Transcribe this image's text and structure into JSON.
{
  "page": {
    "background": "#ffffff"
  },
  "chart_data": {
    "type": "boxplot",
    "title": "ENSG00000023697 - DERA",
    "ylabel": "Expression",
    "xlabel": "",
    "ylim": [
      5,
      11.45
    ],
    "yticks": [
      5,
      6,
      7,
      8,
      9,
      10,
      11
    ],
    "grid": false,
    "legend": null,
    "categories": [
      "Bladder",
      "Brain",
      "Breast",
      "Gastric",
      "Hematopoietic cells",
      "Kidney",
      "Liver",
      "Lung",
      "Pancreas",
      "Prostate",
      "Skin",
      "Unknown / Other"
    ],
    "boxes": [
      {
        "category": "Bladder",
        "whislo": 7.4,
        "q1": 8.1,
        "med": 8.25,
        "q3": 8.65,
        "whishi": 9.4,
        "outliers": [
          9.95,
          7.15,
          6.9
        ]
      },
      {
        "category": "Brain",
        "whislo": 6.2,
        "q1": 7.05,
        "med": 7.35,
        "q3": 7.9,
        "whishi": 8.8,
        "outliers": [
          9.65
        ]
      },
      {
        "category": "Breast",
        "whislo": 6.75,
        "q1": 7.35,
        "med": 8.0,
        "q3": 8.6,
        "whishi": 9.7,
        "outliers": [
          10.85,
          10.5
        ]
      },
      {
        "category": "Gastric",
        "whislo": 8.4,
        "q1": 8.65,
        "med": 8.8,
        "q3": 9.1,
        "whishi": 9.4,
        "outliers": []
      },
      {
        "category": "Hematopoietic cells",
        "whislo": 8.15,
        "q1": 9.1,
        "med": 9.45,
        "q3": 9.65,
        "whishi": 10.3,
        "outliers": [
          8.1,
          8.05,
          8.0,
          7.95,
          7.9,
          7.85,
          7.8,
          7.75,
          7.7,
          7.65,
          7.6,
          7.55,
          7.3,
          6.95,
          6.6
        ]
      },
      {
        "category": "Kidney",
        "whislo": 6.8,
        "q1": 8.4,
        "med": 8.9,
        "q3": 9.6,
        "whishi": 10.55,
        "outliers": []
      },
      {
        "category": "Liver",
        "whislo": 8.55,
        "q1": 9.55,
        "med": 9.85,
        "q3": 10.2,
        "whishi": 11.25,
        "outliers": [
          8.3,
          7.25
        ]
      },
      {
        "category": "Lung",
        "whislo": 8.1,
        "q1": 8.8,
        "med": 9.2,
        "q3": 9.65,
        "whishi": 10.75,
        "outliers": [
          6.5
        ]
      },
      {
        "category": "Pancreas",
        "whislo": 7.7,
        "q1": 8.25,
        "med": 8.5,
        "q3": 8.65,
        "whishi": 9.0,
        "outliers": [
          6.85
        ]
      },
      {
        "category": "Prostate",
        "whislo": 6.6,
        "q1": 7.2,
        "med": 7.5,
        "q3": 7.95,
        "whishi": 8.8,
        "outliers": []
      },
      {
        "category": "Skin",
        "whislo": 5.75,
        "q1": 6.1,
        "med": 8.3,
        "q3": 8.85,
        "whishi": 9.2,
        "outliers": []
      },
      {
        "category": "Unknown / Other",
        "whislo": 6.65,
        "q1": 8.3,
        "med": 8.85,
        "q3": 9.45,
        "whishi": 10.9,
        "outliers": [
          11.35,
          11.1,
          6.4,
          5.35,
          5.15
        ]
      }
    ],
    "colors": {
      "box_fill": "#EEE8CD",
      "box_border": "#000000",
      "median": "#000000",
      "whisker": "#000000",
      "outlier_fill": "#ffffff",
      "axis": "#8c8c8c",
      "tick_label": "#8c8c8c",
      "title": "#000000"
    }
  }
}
*****
**Prompt**
How many lines in the entries above hold the string "category"? Answer with the number and nothing more.

**Solution for this problem**
12